-- begin Records to use --

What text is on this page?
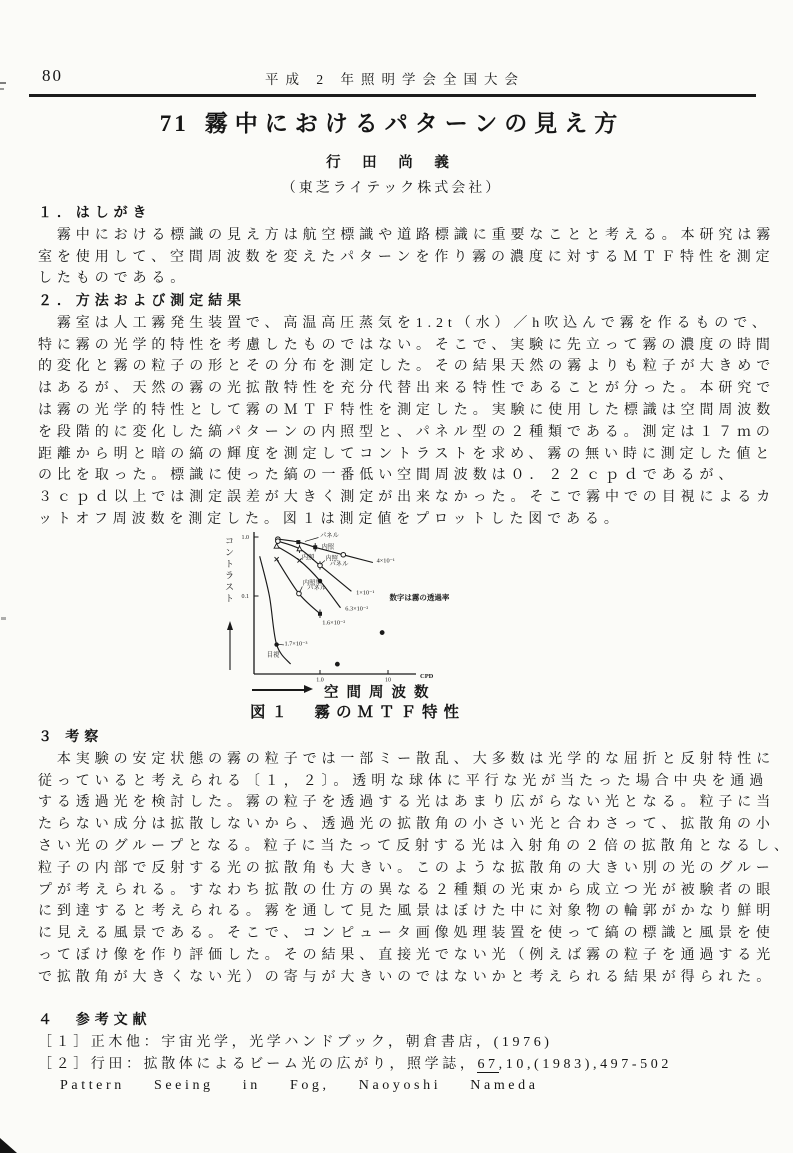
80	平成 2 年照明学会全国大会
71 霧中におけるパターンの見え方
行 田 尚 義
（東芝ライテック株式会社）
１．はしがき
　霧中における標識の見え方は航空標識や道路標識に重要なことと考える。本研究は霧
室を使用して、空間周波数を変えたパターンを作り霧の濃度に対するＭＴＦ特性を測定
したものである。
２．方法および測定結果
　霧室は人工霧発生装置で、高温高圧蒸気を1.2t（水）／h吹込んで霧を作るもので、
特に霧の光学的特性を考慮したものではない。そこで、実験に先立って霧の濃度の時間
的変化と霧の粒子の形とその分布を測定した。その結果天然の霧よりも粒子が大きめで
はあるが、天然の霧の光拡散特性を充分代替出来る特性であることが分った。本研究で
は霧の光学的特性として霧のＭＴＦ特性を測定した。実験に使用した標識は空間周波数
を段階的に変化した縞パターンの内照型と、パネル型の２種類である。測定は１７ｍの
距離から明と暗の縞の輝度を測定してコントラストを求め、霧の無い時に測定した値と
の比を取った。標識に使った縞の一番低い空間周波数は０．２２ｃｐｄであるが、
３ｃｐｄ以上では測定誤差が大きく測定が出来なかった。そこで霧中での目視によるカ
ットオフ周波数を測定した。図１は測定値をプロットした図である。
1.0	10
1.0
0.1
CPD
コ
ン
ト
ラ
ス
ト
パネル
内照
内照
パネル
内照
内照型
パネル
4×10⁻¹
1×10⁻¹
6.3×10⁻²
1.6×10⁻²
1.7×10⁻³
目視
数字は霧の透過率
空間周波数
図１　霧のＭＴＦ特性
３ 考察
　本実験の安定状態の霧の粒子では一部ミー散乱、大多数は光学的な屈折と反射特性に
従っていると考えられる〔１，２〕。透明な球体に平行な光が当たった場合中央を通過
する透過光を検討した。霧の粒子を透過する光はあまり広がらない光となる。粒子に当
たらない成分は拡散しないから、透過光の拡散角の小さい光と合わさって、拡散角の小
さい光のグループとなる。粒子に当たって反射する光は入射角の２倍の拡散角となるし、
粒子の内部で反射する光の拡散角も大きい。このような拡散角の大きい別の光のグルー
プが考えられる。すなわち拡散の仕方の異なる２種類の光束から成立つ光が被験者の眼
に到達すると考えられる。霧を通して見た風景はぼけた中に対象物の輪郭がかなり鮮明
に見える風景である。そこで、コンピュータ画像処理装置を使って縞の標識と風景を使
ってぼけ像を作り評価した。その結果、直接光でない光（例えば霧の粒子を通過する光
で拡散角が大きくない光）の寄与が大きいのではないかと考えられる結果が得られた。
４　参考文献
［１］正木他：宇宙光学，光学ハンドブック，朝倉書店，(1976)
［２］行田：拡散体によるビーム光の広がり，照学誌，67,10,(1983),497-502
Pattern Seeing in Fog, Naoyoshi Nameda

-- end Records to use --

Pictures are excluded; copy all other data exactly as shown.

→ **Correct answer**
What text is on this page?
80	平成 2 年照明学会全国大会
71 霧中におけるパターンの見え方
行 田 尚 義
（東芝ライテック株式会社）
１．はしがき
　霧中における標識の見え方は航空標識や道路標識に重要なことと考える。本研究は霧
室を使用して、空間周波数を変えたパターンを作り霧の濃度に対するＭＴＦ特性を測定
したものである。
２．方法および測定結果
　霧室は人工霧発生装置で、高温高圧蒸気を1.2t（水）／h吹込んで霧を作るもので、
特に霧の光学的特性を考慮したものではない。そこで、実験に先立って霧の濃度の時間
的変化と霧の粒子の形とその分布を測定した。その結果天然の霧よりも粒子が大きめで
はあるが、天然の霧の光拡散特性を充分代替出来る特性であることが分った。本研究で
は霧の光学的特性として霧のＭＴＦ特性を測定した。実験に使用した標識は空間周波数
を段階的に変化した縞パターンの内照型と、パネル型の２種類である。測定は１７ｍの
距離から明と暗の縞の輝度を測定してコントラストを求め、霧の無い時に測定した値と
の比を取った。標識に使った縞の一番低い空間周波数は０．２２ｃｐｄであるが、
３ｃｐｄ以上では測定誤差が大きく測定が出来なかった。そこで霧中での目視によるカ
ットオフ周波数を測定した。図１は測定値をプロットした図である。
1.0	10
1.0
0.1
CPD
コ
ン
ト
ラ
ス
ト
パネル
内照
内照
パネル
内照
内照型
パネル
4×10⁻¹
1×10⁻¹
6.3×10⁻²
1.6×10⁻²
1.7×10⁻³
目視
数字は霧の透過率
空間周波数
図１　霧のＭＴＦ特性
３ 考察
　本実験の安定状態の霧の粒子では一部ミー散乱、大多数は光学的な屈折と反射特性に
従っていると考えられる〔１，２〕。透明な球体に平行な光が当たった場合中央を通過
する透過光を検討した。霧の粒子を透過する光はあまり広がらない光となる。粒子に当
たらない成分は拡散しないから、透過光の拡散角の小さい光と合わさって、拡散角の小
さい光のグループとなる。粒子に当たって反射する光は入射角の２倍の拡散角となるし、
粒子の内部で反射する光の拡散角も大きい。このような拡散角の大きい別の光のグルー
プが考えられる。すなわち拡散の仕方の異なる２種類の光束から成立つ光が被験者の眼
に到達すると考えられる。霧を通して見た風景はぼけた中に対象物の輪郭がかなり鮮明
に見える風景である。そこで、コンピュータ画像処理装置を使って縞の標識と風景を使
ってぼけ像を作り評価した。その結果、直接光でない光（例えば霧の粒子を通過する光
で拡散角が大きくない光）の寄与が大きいのではないかと考えられる結果が得られた。
４　参考文献
［１］正木他：宇宙光学，光学ハンドブック，朝倉書店，(1976)
［２］行田：拡散体によるビーム光の広がり，照学誌，67,10,(1983),497-502
Pattern Seeing in Fog, Naoyoshi Nameda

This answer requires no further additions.